> [INSTRUCTIONS TO FOLLOW] Please format every line of the listing below as a Markdown table with the columns "Row" and "Line", numbering the rows in order and omitting blank lines.

> [Saved entries from a collection]
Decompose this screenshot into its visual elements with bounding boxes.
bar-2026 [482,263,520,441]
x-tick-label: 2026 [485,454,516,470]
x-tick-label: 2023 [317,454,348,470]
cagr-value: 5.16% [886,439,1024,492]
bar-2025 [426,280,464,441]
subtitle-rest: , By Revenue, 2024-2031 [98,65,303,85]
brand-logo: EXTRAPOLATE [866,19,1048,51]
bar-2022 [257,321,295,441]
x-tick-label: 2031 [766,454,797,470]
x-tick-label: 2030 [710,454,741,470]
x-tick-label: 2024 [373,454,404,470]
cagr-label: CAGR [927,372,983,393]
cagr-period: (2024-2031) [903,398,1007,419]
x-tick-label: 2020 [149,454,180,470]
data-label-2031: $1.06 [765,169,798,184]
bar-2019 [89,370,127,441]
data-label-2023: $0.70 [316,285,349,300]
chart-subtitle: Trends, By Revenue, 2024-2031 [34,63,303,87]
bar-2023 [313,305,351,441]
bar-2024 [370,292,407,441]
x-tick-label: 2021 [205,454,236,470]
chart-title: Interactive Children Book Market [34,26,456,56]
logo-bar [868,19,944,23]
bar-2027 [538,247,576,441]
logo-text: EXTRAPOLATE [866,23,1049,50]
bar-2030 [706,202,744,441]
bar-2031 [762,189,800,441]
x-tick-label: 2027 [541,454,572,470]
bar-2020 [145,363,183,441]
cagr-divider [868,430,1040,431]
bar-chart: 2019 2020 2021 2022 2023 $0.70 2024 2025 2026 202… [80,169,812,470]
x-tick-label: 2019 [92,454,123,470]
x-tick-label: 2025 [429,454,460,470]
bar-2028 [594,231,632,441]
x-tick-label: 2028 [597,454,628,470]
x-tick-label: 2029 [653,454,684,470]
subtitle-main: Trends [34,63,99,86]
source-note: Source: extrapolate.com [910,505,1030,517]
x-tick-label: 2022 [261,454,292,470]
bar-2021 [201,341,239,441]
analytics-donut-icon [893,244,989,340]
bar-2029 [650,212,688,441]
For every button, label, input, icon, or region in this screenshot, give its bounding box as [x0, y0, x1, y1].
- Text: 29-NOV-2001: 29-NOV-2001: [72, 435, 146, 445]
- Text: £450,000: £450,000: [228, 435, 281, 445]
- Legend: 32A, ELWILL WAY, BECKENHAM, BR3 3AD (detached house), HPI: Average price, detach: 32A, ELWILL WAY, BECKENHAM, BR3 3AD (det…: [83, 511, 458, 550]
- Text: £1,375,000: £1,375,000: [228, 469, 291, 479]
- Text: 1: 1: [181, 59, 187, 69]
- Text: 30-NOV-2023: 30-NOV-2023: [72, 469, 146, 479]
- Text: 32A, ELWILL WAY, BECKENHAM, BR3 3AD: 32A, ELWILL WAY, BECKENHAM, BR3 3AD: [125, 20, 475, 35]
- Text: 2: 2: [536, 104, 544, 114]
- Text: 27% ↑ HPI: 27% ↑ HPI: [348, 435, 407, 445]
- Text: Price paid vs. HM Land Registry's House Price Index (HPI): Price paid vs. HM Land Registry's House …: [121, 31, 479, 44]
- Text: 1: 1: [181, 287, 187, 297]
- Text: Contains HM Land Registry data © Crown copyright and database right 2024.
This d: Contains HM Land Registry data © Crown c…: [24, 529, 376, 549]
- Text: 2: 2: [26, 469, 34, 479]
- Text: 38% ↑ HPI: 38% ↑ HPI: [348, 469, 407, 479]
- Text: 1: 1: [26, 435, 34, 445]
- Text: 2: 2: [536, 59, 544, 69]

> [OUTPUT]
| Row | Line |
|---|---|
| 1 | Decompose this screenshot into its visual elements with bounding boxes. |
| 2 | bar-2026 [482,263,520,441] |
| 3 | x-tick-label: 2026 [485,454,516,470] |
| 4 | x-tick-label: 2023 [317,454,348,470] |
| 5 | cagr-value: 5.16% [886,439,1024,492] |
| 6 | bar-2025 [426,280,464,441] |
| 7 | subtitle-rest: , By Revenue, 2024-2031 [98,65,303,85] |
| 8 | brand-logo: EXTRAPOLATE [866,19,1048,51] |
| 9 | bar-2022 [257,321,295,441] |
| 10 | x-tick-label: 2031 [766,454,797,470] |
| 11 | x-tick-label: 2030 [710,454,741,470] |
| 12 | x-tick-label: 2024 [373,454,404,470] |
| 13 | cagr-label: CAGR [927,372,983,393] |
| 14 | cagr-period: (2024-2031) [903,398,1007,419] |
| 15 | x-tick-label: 2020 [149,454,180,470] |
| 16 | data-label-2031: $1.06 [765,169,798,184] |
| 17 | bar-2019 [89,370,127,441] |
| 18 | data-label-2023: $0.70 [316,285,349,300] |
| 19 | chart-subtitle: Trends, By Revenue, 2024-2031 [34,63,303,87] |
| 20 | bar-2023 [313,305,351,441] |
| 21 | bar-2024 [370,292,407,441] |
| 22 | x-tick-label: 2021 [205,454,236,470] |
| 23 | chart-title: Interactive Children Book Market [34,26,456,56] |
| 24 | logo-bar [868,19,944,23] |
| 25 | bar-2027 [538,247,576,441] |
| 26 | logo-text: EXTRAPOLATE [866,23,1049,50] |
| 27 | bar-2030 [706,202,744,441] |
| 28 | bar-2031 [762,189,800,441] |
| 29 | x-tick-label: 2027 [541,454,572,470] |
| 30 | bar-2020 [145,363,183,441] |
| 31 | cagr-divider [868,430,1040,431] |
| 32 | bar-chart: 2019 2020 2021 2022 2023 $0.70 2024 2025 2026 202… [80,169,812,470] |
| 33 | x-tick-label: 2019 [92,454,123,470] |
| 34 | x-tick-label: 2025 [429,454,460,470] |
| 35 | bar-2028 [594,231,632,441] |
| 36 | x-tick-label: 2028 [597,454,628,470] |
| 37 | x-tick-label: 2029 [653,454,684,470] |
| 38 | subtitle-main: Trends [34,63,99,86] |
| 39 | source-note: Source: extrapolate.com [910,505,1030,517] |
| 40 | x-tick-label: 2022 [261,454,292,470] |
| 41 | bar-2021 [201,341,239,441] |
| 42 | analytics-donut-icon [893,244,989,340] |
| 43 | bar-2029 [650,212,688,441] |
| 44 | For every button, label, input, icon, or region in this screenshot, give its bounding box as [x0, y0, x1, y1]. |
| 45 | - Text: 29-NOV-2001: 29-NOV-2001: [72, 435, 146, 445] |
| 46 | - Text: £450,000: £450,000: [228, 435, 281, 445] |
| 47 | - Legend: 32A, ELWILL WAY, BECKENHAM, BR3 3AD (detached house), HPI: Average price, detach: 32A, ELWILL WAY, BECKENHAM, BR3 3AD (det…: [83, 511, 458, 550] |
| 48 | - Text: £1,375,000: £1,375,000: [228, 469, 291, 479] |
| 49 | - Text: 1: 1: [181, 59, 187, 69] |
| 50 | - Text: 30-NOV-2023: 30-NOV-2023: [72, 469, 146, 479] |
| 51 | - Text: 32A, ELWILL WAY, BECKENHAM, BR3 3AD: 32A, ELWILL WAY, BECKENHAM, BR3 3AD: [125, 20, 475, 35] |
| 52 | - Text: 2: 2: [536, 104, 544, 114] |
| 53 | - Text: 27% ↑ HPI: 27% ↑ HPI: [348, 435, 407, 445] |
| 54 | - Text: Price paid vs. HM Land Registry's House Price Index (HPI): Price paid vs. HM Land Registry's House …: [121, 31, 479, 44] |
| 55 | - Text: 1: 1: [181, 287, 187, 297] |
| 56 | - Text: Contains HM Land Registry data © Crown copyright and database right 2024. |
| 57 | This d: Contains HM Land Registry data © Crown c…: [24, 529, 376, 549] |
| 58 | - Text: 2: 2: [26, 469, 34, 479] |
| 59 | - Text: 38% ↑ HPI: 38% ↑ HPI: [348, 469, 407, 479] |
| 60 | - Text: 1: 1: [26, 435, 34, 445] |
| 61 | - Text: 2: 2: [536, 59, 544, 69] |